● **Exercise brief**:
Exclude any images and output the remaining records exactly.

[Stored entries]
◇ ◇ ◇ ◇ ◇
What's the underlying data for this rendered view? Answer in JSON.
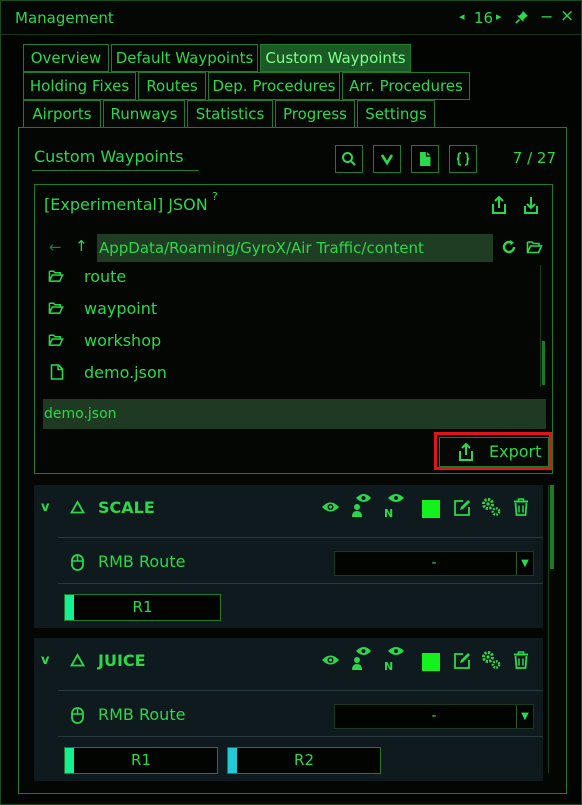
{
  "window": {
    "title": "Management",
    "page_number": "16",
    "controls": {
      "prev": "◂",
      "next": "▸",
      "minimize": "−",
      "close": "×"
    }
  },
  "tabs": {
    "row1": [
      "Overview",
      "Default Waypoints",
      "Custom Waypoints"
    ],
    "row2": [
      "Holding Fixes",
      "Routes",
      "Dep. Procedures",
      "Arr. Procedures"
    ],
    "row3": [
      "Airports",
      "Runways",
      "Statistics",
      "Progress",
      "Settings"
    ],
    "active": "Custom Waypoints"
  },
  "section": {
    "title": "Custom Waypoints",
    "counter": "7 / 27",
    "tool_icons": [
      "search-icon",
      "chevron-down-icon",
      "file-icon",
      "braces-icon"
    ]
  },
  "json_panel": {
    "title": "[Experimental] JSON",
    "help": "?",
    "path": "AppData/Roaming/GyroX/Air Traffic/content",
    "back": "←",
    "up": "↑",
    "entries": [
      {
        "name": "route",
        "type": "folder"
      },
      {
        "name": "waypoint",
        "type": "folder"
      },
      {
        "name": "workshop",
        "type": "folder"
      },
      {
        "name": "demo.json",
        "type": "file"
      }
    ],
    "filename": "demo.json",
    "export_label": "Export"
  },
  "cards": [
    {
      "name": "SCALE",
      "collapse": "v",
      "n_label": "N",
      "rmb_label": "RMB Route",
      "rmb_value": "-",
      "routes": [
        {
          "label": "R1",
          "color": "#13f094"
        }
      ]
    },
    {
      "name": "JUICE",
      "collapse": "v",
      "n_label": "N",
      "rmb_label": "RMB Route",
      "rmb_value": "-",
      "routes": [
        {
          "label": "R1",
          "color": "#13f094"
        },
        {
          "label": "R2",
          "color": "#22c9d6"
        }
      ]
    }
  ],
  "colors": {
    "accent": "#2bd84a",
    "active_tab": "#1c5a25",
    "highlight_red": "#e0141a",
    "status_green": "#13f21c"
  }
}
◇ ◇ ◇ ◇ ◇
● **Task solution**:
What's the underlying data for this rendered view? Answer in JSON.
{
  "window": {
    "title": "Management",
    "page_number": "16",
    "controls": {
      "prev": "◂",
      "next": "▸",
      "minimize": "−",
      "close": "×"
    }
  },
  "tabs": {
    "row1": [
      "Overview",
      "Default Waypoints",
      "Custom Waypoints"
    ],
    "row2": [
      "Holding Fixes",
      "Routes",
      "Dep. Procedures",
      "Arr. Procedures"
    ],
    "row3": [
      "Airports",
      "Runways",
      "Statistics",
      "Progress",
      "Settings"
    ],
    "active": "Custom Waypoints"
  },
  "section": {
    "title": "Custom Waypoints",
    "counter": "7 / 27",
    "tool_icons": [
      "search-icon",
      "chevron-down-icon",
      "file-icon",
      "braces-icon"
    ]
  },
  "json_panel": {
    "title": "[Experimental] JSON",
    "help": "?",
    "path": "AppData/Roaming/GyroX/Air Traffic/content",
    "back": "←",
    "up": "↑",
    "entries": [
      {
        "name": "route",
        "type": "folder"
      },
      {
        "name": "waypoint",
        "type": "folder"
      },
      {
        "name": "workshop",
        "type": "folder"
      },
      {
        "name": "demo.json",
        "type": "file"
      }
    ],
    "filename": "demo.json",
    "export_label": "Export"
  },
  "cards": [
    {
      "name": "SCALE",
      "collapse": "v",
      "n_label": "N",
      "rmb_label": "RMB Route",
      "rmb_value": "-",
      "routes": [
        {
          "label": "R1",
          "color": "#13f094"
        }
      ]
    },
    {
      "name": "JUICE",
      "collapse": "v",
      "n_label": "N",
      "rmb_label": "RMB Route",
      "rmb_value": "-",
      "routes": [
        {
          "label": "R1",
          "color": "#13f094"
        },
        {
          "label": "R2",
          "color": "#22c9d6"
        }
      ]
    }
  ],
  "colors": {
    "accent": "#2bd84a",
    "active_tab": "#1c5a25",
    "highlight_red": "#e0141a",
    "status_green": "#13f21c"
  }
}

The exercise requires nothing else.